__Exercise task__
Return the number of lines in which the word "偏倚风险不确定" appears; add nothing else.

-.-.-

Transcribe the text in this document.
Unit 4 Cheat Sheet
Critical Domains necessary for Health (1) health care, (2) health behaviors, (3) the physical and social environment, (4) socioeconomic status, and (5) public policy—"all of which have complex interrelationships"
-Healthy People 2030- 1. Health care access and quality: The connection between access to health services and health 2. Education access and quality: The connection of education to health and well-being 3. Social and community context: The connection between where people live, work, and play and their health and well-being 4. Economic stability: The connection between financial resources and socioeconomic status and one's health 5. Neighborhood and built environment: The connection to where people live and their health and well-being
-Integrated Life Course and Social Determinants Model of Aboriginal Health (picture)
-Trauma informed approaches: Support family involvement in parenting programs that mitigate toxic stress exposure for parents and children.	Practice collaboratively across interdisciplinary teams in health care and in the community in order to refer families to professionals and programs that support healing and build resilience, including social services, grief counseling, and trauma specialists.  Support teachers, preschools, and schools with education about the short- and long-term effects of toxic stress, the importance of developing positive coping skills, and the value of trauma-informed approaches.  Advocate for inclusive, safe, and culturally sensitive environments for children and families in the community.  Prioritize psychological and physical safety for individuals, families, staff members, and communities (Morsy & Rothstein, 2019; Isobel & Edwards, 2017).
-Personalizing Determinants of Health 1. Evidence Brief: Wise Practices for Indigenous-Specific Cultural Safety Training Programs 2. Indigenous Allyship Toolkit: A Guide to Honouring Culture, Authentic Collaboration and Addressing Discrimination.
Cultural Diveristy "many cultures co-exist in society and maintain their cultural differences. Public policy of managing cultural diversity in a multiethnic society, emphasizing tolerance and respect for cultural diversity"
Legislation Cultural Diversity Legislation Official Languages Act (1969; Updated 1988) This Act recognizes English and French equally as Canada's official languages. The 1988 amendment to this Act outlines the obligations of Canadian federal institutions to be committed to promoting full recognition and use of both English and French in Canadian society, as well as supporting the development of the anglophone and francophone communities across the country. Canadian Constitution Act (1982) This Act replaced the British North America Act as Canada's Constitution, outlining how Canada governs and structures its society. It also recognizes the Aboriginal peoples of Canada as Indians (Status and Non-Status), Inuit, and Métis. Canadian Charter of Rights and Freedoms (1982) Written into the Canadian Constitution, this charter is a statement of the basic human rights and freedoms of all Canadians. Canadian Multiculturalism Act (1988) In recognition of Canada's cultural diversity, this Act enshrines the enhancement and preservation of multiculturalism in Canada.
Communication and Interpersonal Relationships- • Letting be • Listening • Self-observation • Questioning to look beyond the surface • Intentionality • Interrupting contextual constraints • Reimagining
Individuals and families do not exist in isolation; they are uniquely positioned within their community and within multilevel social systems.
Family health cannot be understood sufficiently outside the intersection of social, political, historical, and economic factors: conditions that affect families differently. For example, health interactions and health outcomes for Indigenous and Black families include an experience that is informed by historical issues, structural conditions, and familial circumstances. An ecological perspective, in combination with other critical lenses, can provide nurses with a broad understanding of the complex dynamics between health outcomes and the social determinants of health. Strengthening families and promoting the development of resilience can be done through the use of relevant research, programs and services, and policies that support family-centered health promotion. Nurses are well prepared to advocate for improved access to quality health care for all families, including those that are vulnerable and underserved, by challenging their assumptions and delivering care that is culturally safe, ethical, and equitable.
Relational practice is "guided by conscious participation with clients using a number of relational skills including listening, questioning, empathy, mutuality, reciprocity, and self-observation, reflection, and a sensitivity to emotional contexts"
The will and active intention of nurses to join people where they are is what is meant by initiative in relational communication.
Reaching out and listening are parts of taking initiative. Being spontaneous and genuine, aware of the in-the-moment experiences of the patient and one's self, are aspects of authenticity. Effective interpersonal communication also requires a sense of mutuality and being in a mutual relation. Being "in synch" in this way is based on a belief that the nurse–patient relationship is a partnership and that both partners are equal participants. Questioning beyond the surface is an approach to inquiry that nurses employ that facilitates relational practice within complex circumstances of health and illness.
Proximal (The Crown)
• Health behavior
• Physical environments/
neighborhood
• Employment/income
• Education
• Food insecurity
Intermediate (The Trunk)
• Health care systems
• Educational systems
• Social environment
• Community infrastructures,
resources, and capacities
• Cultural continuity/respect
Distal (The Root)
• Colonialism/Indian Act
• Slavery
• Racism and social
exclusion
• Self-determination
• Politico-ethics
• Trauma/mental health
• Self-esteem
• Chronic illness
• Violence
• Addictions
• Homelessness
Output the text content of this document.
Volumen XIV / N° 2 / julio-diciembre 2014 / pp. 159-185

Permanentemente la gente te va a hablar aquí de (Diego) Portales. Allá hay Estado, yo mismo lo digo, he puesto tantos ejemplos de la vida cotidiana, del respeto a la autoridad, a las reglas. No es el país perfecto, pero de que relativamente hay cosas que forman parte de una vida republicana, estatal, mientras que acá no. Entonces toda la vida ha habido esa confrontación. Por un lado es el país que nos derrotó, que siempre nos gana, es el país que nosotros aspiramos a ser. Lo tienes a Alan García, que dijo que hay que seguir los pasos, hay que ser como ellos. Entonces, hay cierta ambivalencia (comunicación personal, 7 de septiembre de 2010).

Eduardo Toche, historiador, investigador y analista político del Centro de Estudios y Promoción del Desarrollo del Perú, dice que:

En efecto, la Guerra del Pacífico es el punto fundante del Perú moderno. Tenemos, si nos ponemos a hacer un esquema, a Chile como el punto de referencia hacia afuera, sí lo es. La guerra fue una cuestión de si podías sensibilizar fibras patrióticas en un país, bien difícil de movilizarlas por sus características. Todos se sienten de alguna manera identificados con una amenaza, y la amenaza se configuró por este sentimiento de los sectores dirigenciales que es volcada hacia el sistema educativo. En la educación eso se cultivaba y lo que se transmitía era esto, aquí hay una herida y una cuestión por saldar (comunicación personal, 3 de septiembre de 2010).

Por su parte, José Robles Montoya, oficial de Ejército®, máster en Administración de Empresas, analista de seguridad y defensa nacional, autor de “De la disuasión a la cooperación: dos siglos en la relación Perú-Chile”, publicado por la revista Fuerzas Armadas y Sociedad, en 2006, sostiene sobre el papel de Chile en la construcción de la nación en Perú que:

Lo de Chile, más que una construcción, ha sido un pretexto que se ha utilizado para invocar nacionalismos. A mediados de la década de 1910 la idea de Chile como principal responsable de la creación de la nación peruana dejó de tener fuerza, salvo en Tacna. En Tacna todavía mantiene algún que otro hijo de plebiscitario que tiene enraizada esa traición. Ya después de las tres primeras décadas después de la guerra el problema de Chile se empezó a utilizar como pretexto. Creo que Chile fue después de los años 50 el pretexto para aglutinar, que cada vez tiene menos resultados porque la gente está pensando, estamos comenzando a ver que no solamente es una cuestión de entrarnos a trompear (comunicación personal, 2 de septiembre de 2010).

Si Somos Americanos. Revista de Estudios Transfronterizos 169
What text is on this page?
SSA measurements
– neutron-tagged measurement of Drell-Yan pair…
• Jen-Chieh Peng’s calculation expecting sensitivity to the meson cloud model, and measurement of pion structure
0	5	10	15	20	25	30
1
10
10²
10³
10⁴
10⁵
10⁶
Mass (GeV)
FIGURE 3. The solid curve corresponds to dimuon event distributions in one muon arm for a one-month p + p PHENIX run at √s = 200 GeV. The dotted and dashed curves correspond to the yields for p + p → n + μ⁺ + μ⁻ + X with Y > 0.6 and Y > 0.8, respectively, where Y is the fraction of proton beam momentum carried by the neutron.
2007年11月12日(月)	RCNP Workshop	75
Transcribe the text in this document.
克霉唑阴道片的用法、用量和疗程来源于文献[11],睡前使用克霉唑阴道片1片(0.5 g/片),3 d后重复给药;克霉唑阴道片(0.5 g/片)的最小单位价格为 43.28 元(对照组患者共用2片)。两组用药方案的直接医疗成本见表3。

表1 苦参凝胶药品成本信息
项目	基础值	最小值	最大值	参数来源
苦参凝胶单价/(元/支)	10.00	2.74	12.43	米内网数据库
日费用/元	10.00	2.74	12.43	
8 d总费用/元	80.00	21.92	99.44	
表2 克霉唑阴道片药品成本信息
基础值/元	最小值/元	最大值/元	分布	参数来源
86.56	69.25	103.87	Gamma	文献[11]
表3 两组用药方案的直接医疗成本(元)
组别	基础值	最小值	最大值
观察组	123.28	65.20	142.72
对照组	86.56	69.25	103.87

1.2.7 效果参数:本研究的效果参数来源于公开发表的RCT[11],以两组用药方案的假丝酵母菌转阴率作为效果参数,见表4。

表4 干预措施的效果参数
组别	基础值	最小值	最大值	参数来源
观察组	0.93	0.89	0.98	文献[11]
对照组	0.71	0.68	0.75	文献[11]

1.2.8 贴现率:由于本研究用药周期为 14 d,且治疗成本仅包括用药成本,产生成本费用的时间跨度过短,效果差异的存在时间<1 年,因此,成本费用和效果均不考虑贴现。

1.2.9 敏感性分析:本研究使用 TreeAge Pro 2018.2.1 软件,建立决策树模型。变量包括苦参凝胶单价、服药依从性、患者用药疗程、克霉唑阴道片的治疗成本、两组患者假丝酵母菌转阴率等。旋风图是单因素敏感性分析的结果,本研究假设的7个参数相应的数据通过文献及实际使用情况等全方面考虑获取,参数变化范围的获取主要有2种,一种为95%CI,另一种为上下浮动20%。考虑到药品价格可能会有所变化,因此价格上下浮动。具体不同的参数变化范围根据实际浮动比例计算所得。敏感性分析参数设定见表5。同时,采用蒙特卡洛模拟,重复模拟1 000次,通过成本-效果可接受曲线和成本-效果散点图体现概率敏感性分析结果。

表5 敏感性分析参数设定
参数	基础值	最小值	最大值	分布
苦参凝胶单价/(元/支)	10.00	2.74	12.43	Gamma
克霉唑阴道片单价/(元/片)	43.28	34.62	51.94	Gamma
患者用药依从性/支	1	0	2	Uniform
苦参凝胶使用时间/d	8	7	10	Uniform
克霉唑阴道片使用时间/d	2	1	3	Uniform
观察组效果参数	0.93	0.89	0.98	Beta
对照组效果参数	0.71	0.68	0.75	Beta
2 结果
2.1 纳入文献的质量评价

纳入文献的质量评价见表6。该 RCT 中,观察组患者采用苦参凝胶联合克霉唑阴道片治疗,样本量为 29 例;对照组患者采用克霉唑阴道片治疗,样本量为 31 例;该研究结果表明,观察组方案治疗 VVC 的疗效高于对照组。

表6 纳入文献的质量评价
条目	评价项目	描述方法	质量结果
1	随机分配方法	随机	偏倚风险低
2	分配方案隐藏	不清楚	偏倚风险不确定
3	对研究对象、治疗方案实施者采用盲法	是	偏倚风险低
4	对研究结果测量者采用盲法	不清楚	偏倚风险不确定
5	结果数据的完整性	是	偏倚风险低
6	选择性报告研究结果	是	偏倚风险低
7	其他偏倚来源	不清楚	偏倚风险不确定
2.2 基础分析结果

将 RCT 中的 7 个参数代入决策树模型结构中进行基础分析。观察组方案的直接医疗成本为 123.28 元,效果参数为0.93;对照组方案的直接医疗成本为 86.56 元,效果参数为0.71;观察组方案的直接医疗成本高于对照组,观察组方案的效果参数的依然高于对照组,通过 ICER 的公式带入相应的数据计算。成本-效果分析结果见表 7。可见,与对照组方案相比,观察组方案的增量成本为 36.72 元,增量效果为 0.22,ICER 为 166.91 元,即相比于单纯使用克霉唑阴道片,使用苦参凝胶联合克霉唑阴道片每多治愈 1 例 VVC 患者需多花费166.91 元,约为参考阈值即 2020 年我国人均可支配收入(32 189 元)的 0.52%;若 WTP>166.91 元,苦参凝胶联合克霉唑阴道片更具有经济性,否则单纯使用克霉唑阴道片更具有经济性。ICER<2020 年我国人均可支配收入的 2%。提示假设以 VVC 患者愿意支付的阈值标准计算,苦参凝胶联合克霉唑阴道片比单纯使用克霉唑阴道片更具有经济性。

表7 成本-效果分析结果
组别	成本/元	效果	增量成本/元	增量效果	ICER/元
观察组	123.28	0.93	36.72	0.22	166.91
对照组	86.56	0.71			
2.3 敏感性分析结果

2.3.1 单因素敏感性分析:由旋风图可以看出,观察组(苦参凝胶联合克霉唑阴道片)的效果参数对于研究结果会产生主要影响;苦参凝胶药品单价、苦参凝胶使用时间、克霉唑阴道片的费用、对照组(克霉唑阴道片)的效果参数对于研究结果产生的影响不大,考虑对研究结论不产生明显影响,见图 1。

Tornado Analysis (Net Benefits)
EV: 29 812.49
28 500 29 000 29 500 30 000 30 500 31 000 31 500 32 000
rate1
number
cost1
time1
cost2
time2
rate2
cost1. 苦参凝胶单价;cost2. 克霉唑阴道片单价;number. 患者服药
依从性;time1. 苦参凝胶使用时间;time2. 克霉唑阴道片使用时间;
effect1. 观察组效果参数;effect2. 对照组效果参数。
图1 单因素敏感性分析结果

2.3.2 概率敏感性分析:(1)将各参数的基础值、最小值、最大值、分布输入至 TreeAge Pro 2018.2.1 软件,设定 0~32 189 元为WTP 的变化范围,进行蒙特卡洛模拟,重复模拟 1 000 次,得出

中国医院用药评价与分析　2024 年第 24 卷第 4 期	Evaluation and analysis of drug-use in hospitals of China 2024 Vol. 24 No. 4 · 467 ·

-.-.-

__Full solution__
3